Task 1:
In the excerpt on religious literacy, rewrite the passage from "You may ask, what" to "than non-Muslim individuals.", substituting "residents" for "citizens".
Task 2:
Answer these questions using the excerpt on religious literacy.
(a) Besides a set of teachable skills and attitudes, what does the excerpt call religious literacy?
(b) Apart from a general lack of knowledge, what else does Islamophobia rest on?
(c) What does the writer call this issue?

Excerpt to read:
* * * * *
You may ask, what is this religious literacy, and they say it is “more than knowing facts or trivia about religion.” It’s a “fundamental civic competency” and “a set of teachable skills and attitudes that equip citizens with knowledge of how religion, spirituality and non-religion inform everyday life.”
They conclude Islamophobia rests both on a general lack of knowledge of Muslim practices, values, and beliefs, which produces inaccurate assumptions, stereotypes and generalizations, but also an evaluation of Muslims as other and lesser than non-Muslim individuals.
For me, this intersection of civic, legal and faith traditions is why I call this an issue of ethical literacy. So what do we do about it? Exactly what we’ve come to recognize about Canadian prejudices towards Indigenous and Black Canadians, which is truth and reconciliation in policy, practice and public education, involving not only the state but also civil society.
* * * * *
Recorded information:
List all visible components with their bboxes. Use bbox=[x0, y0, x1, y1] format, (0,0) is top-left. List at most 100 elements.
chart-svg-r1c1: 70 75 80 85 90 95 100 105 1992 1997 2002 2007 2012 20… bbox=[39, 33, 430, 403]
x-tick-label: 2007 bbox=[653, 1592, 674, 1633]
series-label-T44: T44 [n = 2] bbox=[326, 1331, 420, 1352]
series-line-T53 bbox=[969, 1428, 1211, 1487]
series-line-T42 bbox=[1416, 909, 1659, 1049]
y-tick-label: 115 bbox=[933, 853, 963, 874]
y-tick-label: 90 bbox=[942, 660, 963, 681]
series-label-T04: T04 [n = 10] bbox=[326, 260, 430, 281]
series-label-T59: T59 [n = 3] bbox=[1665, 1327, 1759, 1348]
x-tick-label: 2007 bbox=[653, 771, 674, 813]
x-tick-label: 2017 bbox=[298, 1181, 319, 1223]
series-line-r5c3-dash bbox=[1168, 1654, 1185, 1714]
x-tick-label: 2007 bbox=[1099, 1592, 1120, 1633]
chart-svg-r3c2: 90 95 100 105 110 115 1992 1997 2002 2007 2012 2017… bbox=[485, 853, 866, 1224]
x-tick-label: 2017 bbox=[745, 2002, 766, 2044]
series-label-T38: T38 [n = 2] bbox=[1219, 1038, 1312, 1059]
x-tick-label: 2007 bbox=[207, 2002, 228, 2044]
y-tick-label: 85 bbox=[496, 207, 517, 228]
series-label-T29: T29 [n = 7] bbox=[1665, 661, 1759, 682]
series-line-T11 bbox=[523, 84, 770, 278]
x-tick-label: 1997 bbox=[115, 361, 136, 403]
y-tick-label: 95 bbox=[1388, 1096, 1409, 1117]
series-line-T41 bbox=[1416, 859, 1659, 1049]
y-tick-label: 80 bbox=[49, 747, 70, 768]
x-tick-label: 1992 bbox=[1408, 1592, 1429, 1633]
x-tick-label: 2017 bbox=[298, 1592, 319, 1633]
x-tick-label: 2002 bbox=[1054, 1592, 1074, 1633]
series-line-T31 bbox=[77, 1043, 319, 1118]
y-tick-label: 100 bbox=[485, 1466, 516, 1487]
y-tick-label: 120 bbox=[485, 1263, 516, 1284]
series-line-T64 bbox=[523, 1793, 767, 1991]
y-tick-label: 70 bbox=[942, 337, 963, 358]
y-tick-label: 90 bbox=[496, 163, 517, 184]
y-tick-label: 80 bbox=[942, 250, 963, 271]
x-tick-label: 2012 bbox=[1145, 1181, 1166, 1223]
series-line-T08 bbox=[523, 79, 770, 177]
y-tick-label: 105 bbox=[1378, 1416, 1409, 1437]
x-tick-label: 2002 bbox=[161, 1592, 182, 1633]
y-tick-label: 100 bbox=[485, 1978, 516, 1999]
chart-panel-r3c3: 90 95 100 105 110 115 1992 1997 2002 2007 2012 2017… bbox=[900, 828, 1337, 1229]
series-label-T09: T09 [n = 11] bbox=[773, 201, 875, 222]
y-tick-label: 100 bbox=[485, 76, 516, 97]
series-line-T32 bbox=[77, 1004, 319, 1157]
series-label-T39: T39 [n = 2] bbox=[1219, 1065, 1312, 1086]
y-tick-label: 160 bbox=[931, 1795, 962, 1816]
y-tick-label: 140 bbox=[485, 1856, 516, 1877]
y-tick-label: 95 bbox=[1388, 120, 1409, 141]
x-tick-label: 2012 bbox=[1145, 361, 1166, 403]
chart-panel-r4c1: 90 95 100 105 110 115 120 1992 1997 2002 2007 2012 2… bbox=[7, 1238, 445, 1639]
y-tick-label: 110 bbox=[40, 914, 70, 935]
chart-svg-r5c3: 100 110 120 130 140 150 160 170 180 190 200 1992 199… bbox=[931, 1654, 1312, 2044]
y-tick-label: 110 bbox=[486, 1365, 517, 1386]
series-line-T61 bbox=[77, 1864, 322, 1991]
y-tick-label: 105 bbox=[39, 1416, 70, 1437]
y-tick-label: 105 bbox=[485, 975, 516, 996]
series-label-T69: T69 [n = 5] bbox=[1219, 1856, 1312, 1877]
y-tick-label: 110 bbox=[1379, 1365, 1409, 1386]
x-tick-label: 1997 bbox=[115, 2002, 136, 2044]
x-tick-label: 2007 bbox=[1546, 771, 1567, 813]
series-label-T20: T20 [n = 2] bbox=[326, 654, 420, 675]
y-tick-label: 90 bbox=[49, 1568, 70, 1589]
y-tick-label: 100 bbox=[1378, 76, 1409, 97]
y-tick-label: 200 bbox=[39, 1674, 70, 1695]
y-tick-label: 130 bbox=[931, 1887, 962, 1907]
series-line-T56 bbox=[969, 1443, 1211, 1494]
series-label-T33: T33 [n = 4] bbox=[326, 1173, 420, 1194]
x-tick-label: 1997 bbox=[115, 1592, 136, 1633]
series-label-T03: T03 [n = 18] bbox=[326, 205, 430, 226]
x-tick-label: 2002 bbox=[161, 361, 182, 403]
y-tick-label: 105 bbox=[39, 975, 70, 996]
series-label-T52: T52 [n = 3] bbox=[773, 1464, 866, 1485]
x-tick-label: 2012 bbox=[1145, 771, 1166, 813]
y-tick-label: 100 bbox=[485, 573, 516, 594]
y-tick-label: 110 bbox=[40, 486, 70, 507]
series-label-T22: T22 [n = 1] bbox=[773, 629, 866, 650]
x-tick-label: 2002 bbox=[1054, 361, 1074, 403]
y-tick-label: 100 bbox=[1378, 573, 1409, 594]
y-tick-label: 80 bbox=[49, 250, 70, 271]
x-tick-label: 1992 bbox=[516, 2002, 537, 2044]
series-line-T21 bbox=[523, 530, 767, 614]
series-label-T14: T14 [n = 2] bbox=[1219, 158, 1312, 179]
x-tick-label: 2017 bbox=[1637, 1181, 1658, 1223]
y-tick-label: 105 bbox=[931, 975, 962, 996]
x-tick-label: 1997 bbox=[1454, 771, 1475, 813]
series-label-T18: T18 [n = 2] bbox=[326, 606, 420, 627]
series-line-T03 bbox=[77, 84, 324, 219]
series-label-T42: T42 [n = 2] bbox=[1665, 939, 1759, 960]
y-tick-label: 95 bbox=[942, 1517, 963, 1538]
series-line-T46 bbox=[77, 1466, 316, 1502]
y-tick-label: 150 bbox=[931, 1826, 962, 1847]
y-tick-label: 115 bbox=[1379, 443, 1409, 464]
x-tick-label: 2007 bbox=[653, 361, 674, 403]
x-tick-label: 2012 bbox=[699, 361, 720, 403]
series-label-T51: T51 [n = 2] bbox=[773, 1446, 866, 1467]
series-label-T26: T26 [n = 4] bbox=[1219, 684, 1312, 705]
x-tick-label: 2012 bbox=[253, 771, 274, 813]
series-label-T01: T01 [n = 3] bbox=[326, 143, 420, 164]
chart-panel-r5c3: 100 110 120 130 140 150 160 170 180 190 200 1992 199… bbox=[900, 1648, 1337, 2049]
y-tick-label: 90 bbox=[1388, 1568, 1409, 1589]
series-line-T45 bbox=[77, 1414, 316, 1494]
* * * * *
Final answer 1:
You may ask, what is this religious literacy, and they say it is “more than knowing facts or trivia about religion.” It’s a “fundamental civic competency” and “a set of teachable skills and attitudes that equip residents with knowledge of how religion, spirituality and non-religion inform everyday life.”
They conclude Islamophobia rests both on a general lack of knowledge of Muslim practices, values, and beliefs, which produces inaccurate assumptions, stereotypes and generalizations, but also an evaluation of Muslims as other and lesser than non-Muslim individuals.

Final answer 2:
(a) A "fundamental civic competency."
(b) An evaluation of Muslims as other and lesser than non-Muslim individuals.
(c) An issue of ethical literacy.